Task to carry out: Repeat each record exactly. Any picture gets left out.

Records provided:
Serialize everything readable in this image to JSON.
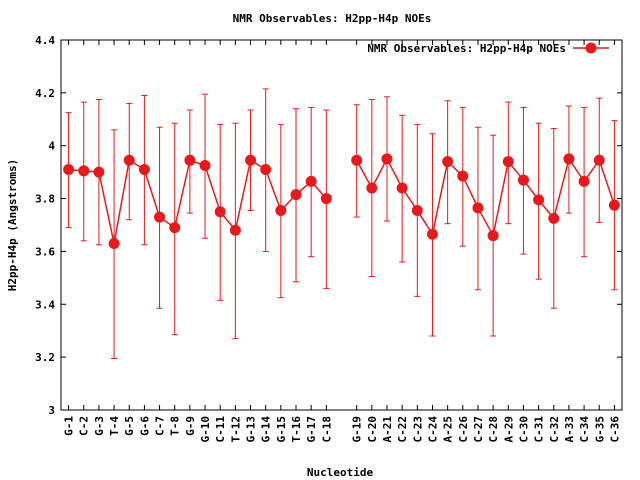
{
  "chart_data": {
    "type": "line",
    "title": "NMR Observables: H2pp-H4p NOEs",
    "xlabel": "Nucleotide",
    "ylabel": "H2pp-H4p (Angstroms)",
    "ylim": [
      3,
      4.4
    ],
    "yticks": [
      "3",
      "3.2",
      "3.4",
      "3.6",
      "3.8",
      "4",
      "4.2",
      "4.4"
    ],
    "grid": false,
    "legend_position": "top-right",
    "categories": [
      "G-1",
      "C-2",
      "G-3",
      "T-4",
      "G-5",
      "G-6",
      "C-7",
      "T-8",
      "G-9",
      "G-10",
      "C-11",
      "T-12",
      "G-13",
      "G-14",
      "G-15",
      "T-16",
      "G-17",
      "C-18",
      "",
      "G-19",
      "C-20",
      "A-21",
      "C-22",
      "C-23",
      "C-24",
      "A-25",
      "C-26",
      "C-27",
      "C-28",
      "A-29",
      "C-30",
      "C-31",
      "C-32",
      "A-33",
      "C-34",
      "G-35",
      "C-36"
    ],
    "series": [
      {
        "name": "NMR Observables: H2pp-H4p NOEs",
        "color": "#e41a1c",
        "values": [
          3.91,
          3.905,
          3.9,
          3.63,
          3.945,
          3.91,
          3.73,
          3.69,
          3.945,
          3.925,
          3.75,
          3.68,
          3.945,
          3.91,
          3.755,
          3.815,
          3.865,
          3.8,
          null,
          3.945,
          3.84,
          3.95,
          3.84,
          3.755,
          3.665,
          3.94,
          3.885,
          3.765,
          3.66,
          3.94,
          3.87,
          3.795,
          3.725,
          3.95,
          3.865,
          3.945,
          3.775
        ],
        "error_low": [
          3.69,
          3.64,
          3.625,
          3.195,
          3.72,
          3.625,
          3.385,
          3.285,
          3.745,
          3.65,
          3.415,
          3.27,
          3.755,
          3.6,
          3.425,
          3.485,
          3.58,
          3.46,
          null,
          3.73,
          3.505,
          3.715,
          3.56,
          3.43,
          3.28,
          3.705,
          3.62,
          3.455,
          3.28,
          3.705,
          3.59,
          3.495,
          3.385,
          3.745,
          3.58,
          3.71,
          3.455
        ],
        "error_high": [
          4.125,
          4.165,
          4.175,
          4.06,
          4.16,
          4.19,
          4.07,
          4.085,
          4.135,
          4.195,
          4.08,
          4.085,
          4.135,
          4.215,
          4.08,
          4.14,
          4.145,
          4.135,
          null,
          4.155,
          4.175,
          4.185,
          4.115,
          4.08,
          4.045,
          4.17,
          4.145,
          4.07,
          4.04,
          4.165,
          4.145,
          4.085,
          4.065,
          4.15,
          4.145,
          4.18,
          4.095
        ]
      }
    ]
  }
}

Output of the exercise:
Serialize everything readable in this image to JSON.
{
  "chart_data": {
    "type": "line",
    "title": "NMR Observables: H2pp-H4p NOEs",
    "xlabel": "Nucleotide",
    "ylabel": "H2pp-H4p (Angstroms)",
    "ylim": [
      3,
      4.4
    ],
    "yticks": [
      "3",
      "3.2",
      "3.4",
      "3.6",
      "3.8",
      "4",
      "4.2",
      "4.4"
    ],
    "grid": false,
    "legend_position": "top-right",
    "categories": [
      "G-1",
      "C-2",
      "G-3",
      "T-4",
      "G-5",
      "G-6",
      "C-7",
      "T-8",
      "G-9",
      "G-10",
      "C-11",
      "T-12",
      "G-13",
      "G-14",
      "G-15",
      "T-16",
      "G-17",
      "C-18",
      "",
      "G-19",
      "C-20",
      "A-21",
      "C-22",
      "C-23",
      "C-24",
      "A-25",
      "C-26",
      "C-27",
      "C-28",
      "A-29",
      "C-30",
      "C-31",
      "C-32",
      "A-33",
      "C-34",
      "G-35",
      "C-36"
    ],
    "series": [
      {
        "name": "NMR Observables: H2pp-H4p NOEs",
        "color": "#e41a1c",
        "values": [
          3.91,
          3.905,
          3.9,
          3.63,
          3.945,
          3.91,
          3.73,
          3.69,
          3.945,
          3.925,
          3.75,
          3.68,
          3.945,
          3.91,
          3.755,
          3.815,
          3.865,
          3.8,
          null,
          3.945,
          3.84,
          3.95,
          3.84,
          3.755,
          3.665,
          3.94,
          3.885,
          3.765,
          3.66,
          3.94,
          3.87,
          3.795,
          3.725,
          3.95,
          3.865,
          3.945,
          3.775
        ],
        "error_low": [
          3.69,
          3.64,
          3.625,
          3.195,
          3.72,
          3.625,
          3.385,
          3.285,
          3.745,
          3.65,
          3.415,
          3.27,
          3.755,
          3.6,
          3.425,
          3.485,
          3.58,
          3.46,
          null,
          3.73,
          3.505,
          3.715,
          3.56,
          3.43,
          3.28,
          3.705,
          3.62,
          3.455,
          3.28,
          3.705,
          3.59,
          3.495,
          3.385,
          3.745,
          3.58,
          3.71,
          3.455
        ],
        "error_high": [
          4.125,
          4.165,
          4.175,
          4.06,
          4.16,
          4.19,
          4.07,
          4.085,
          4.135,
          4.195,
          4.08,
          4.085,
          4.135,
          4.215,
          4.08,
          4.14,
          4.145,
          4.135,
          null,
          4.155,
          4.175,
          4.185,
          4.115,
          4.08,
          4.045,
          4.17,
          4.145,
          4.07,
          4.04,
          4.165,
          4.145,
          4.085,
          4.065,
          4.15,
          4.145,
          4.18,
          4.095
        ]
      }
    ]
  }
}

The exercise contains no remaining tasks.